▶ [Task inputs]
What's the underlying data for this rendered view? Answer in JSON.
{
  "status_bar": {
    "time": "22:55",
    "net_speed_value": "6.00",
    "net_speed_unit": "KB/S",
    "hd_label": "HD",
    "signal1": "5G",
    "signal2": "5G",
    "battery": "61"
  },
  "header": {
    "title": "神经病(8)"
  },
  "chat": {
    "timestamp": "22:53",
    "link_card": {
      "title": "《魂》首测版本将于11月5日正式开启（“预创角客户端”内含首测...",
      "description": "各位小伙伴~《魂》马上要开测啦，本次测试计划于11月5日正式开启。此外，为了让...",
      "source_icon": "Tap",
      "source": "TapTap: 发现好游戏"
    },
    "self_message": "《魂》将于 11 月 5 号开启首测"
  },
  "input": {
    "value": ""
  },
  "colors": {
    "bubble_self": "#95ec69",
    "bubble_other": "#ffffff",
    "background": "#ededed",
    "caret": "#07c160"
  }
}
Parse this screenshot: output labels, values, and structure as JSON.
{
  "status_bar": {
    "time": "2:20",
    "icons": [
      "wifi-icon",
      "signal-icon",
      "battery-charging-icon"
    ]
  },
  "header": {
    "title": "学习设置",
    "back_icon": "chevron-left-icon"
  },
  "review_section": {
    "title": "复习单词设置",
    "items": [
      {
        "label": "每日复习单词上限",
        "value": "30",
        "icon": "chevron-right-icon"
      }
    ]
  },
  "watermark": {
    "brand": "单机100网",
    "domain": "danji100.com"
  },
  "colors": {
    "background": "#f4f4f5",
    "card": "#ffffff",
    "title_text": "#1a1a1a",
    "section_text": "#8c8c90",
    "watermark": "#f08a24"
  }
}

▶ [Exercise requirements]
Show the lines of the material that contain the word "JSON".

▶ [Result of the task]
What's the underlying data for this rendered view? Answer in JSON.
Parse this screenshot: output labels, values, and structure as JSON.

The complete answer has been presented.